Please retype the data in full and exactly; the pictures are not part of the copy.
___ Data records
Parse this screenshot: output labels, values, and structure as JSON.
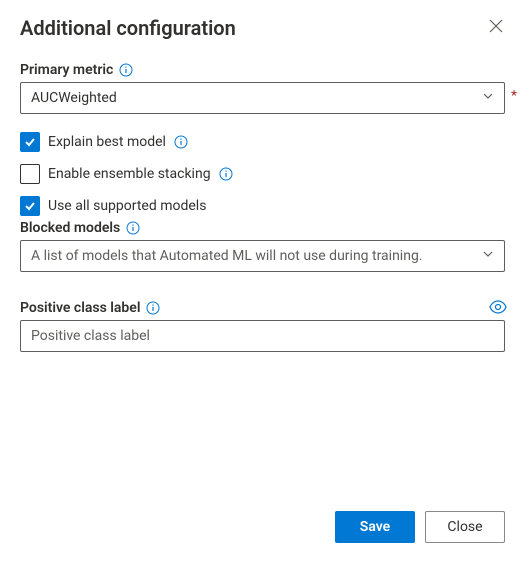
{
  "header": {
    "title": "Additional configuration"
  },
  "primary_metric": {
    "label": "Primary metric",
    "value": "AUCWeighted"
  },
  "checkboxes": {
    "explain_best_model": {
      "label": "Explain best model",
      "checked": true
    },
    "enable_ensemble_stacking": {
      "label": "Enable ensemble stacking",
      "checked": false
    },
    "use_all_supported_models": {
      "label": "Use all supported models",
      "checked": true
    }
  },
  "blocked_models": {
    "label": "Blocked models",
    "placeholder": "A list of models that Automated ML will not use during training."
  },
  "positive_class_label": {
    "label": "Positive class label",
    "placeholder": "Positive class label"
  },
  "footer": {
    "save": "Save",
    "close": "Close"
  }
}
______
Full answer »
Parse this screenshot: output labels, values, and structure as JSON.
{
  "header": {
    "title": "Additional configuration"
  },
  "primary_metric": {
    "label": "Primary metric",
    "value": "AUCWeighted"
  },
  "checkboxes": {
    "explain_best_model": {
      "label": "Explain best model",
      "checked": true
    },
    "enable_ensemble_stacking": {
      "label": "Enable ensemble stacking",
      "checked": false
    },
    "use_all_supported_models": {
      "label": "Use all supported models",
      "checked": true
    }
  },
  "blocked_models": {
    "label": "Blocked models",
    "placeholder": "A list of models that Automated ML will not use during training."
  },
  "positive_class_label": {
    "label": "Positive class label",
    "placeholder": "Positive class label"
  },
  "footer": {
    "save": "Save",
    "close": "Close"
  }
}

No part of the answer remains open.